# EXERCISE INSTRUCTIONS
Retype the lines of the listing, starting at the line that contains "star-icon [501,30,525,54]" and ending at the line that contains "tell-me-link[interactable]: 告诉我 [397,3,430,21]", with both of those lines included.

# EXERCISE MATERIAL
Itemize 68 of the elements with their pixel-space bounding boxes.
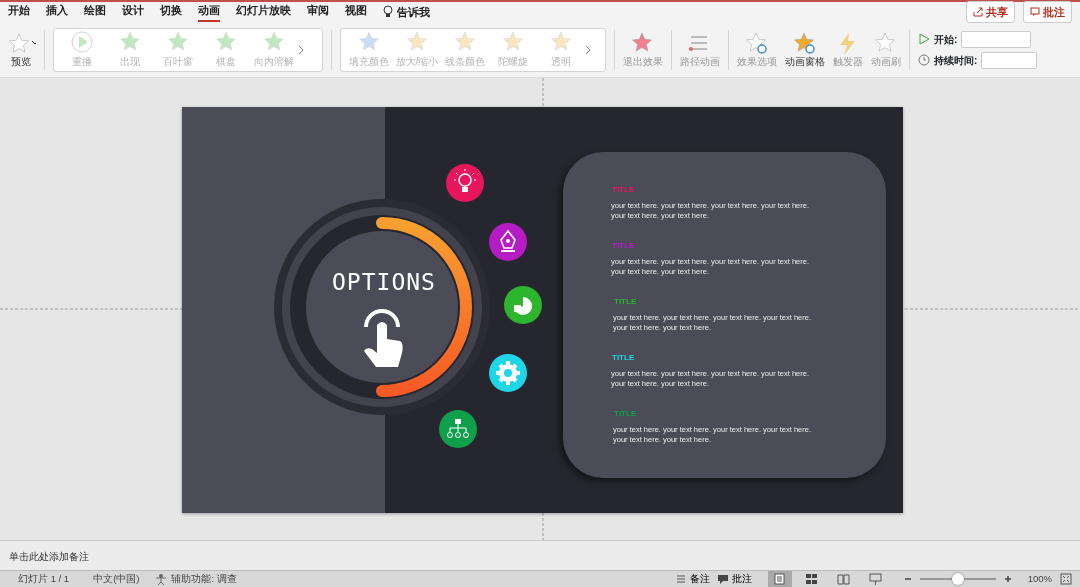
star-icon [501,30,525,54]
notes-button[interactable]: 备注 [675,571,710,587]
zoom-slider[interactable] [919,573,996,585]
star-icon [357,30,381,54]
zoom-out-icon[interactable] [903,575,912,583]
lightbulb-icon [445,163,485,203]
chevron-icon[interactable] [585,44,591,55]
accessibility-status[interactable]: 辅助功能: 调查 [171,571,237,587]
star-icon [793,32,817,56]
share-icon [973,7,983,17]
menu-tab[interactable]: 设计 [122,1,144,23]
chevron-icon[interactable] [298,44,304,55]
menu-tab[interactable]: 开始 [8,1,30,23]
star-icon [118,30,142,54]
zoom-percentage[interactable]: 100% [1027,571,1052,587]
duration-field[interactable] [981,51,1038,69]
menu-tab[interactable]: 幻灯片放映 [236,1,291,23]
menu-tab[interactable]: 绘图 [84,1,106,23]
start-label: 开始: [934,32,958,47]
presentation-icon [869,573,883,585]
comment-icon [717,574,728,584]
tell-me-link[interactable]: 告诉我 [397,3,430,21]
book-view-icon [837,573,851,585]
clock-icon [918,54,930,66]
options-heading: OPTIONS [332,268,436,297]
menu-tab[interactable]: 审阅 [307,1,329,23]
pen-nib-icon [488,222,528,262]
duration-label: 持续时间: [934,53,978,68]
share-button[interactable]: 共享 [966,0,1015,24]
comments-button[interactable]: 批注 [1023,0,1072,24]
gear-icon [488,353,528,393]
item-title: TITLE [612,184,635,196]
item-title: TITLE [612,240,635,252]
star-icon [745,32,769,56]
notes-field[interactable]: 单击此处添加备注 [0,540,1080,570]
grid-view-icon [805,573,819,585]
pie-chart-icon [503,285,543,325]
slider-thumb[interactable] [951,573,964,585]
preview-button[interactable]: 预览 [6,32,36,67]
play-icon [918,33,930,45]
language-indicator[interactable]: 中文(中国) [93,571,140,587]
item-title: TITLE [612,352,635,364]
accessibility-icon [155,573,168,585]
star-icon [166,30,190,54]
lightbulb-icon [383,5,393,19]
comments-button[interactable]: 批注 [717,571,752,587]
menu-tab[interactable]: 切换 [160,1,182,23]
item-title: TITLE [614,296,637,308]
start-field[interactable] [961,30,1032,48]
fit-to-window-icon[interactable] [1060,573,1072,585]
normal-view-icon [773,573,787,585]
star-icon [549,30,573,54]
menu-tab[interactable]: 插入 [46,1,68,23]
star-icon [453,30,477,54]
play-icon [70,30,94,54]
lines-icon [675,574,686,584]
menu-tab[interactable]: 视图 [345,1,367,23]
star-icon [262,30,286,54]
ribbon-button[interactable]: 动画窗格 [785,32,825,67]
star-icon [6,32,36,56]
slide-counter: 幻灯片 1 / 1 [18,571,70,586]
zoom-in-icon[interactable] [1003,575,1012,583]
view-button[interactable] [767,571,792,587]
comment-icon [1030,7,1040,17]
star-icon [214,30,238,54]
star-icon [405,30,429,54]
item-title: TITLE [614,408,637,420]
sitemap-icon [438,409,478,449]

# TASK SOLUTION
star-icon [501,30,525,54]
notes-button[interactable]: 备注 [675,571,710,587]
zoom-slider[interactable] [919,573,996,585]
star-icon [357,30,381,54]
zoom-out-icon[interactable] [903,575,912,583]
lightbulb-icon [445,163,485,203]
chevron-icon[interactable] [585,44,591,55]
accessibility-status[interactable]: 辅助功能: 调查 [171,571,237,587]
star-icon [793,32,817,56]
share-icon [973,7,983,17]
menu-tab[interactable]: 设计 [122,1,144,23]
chevron-icon[interactable] [298,44,304,55]
menu-tab[interactable]: 开始 [8,1,30,23]
star-icon [118,30,142,54]
zoom-percentage[interactable]: 100% [1027,571,1052,587]
duration-field[interactable] [981,51,1038,69]
menu-tab[interactable]: 幻灯片放映 [236,1,291,23]
menu-tab[interactable]: 绘图 [84,1,106,23]
start-label: 开始: [934,32,958,47]
presentation-icon [869,573,883,585]
comment-icon [717,574,728,584]
tell-me-link[interactable]: 告诉我 [397,3,430,21]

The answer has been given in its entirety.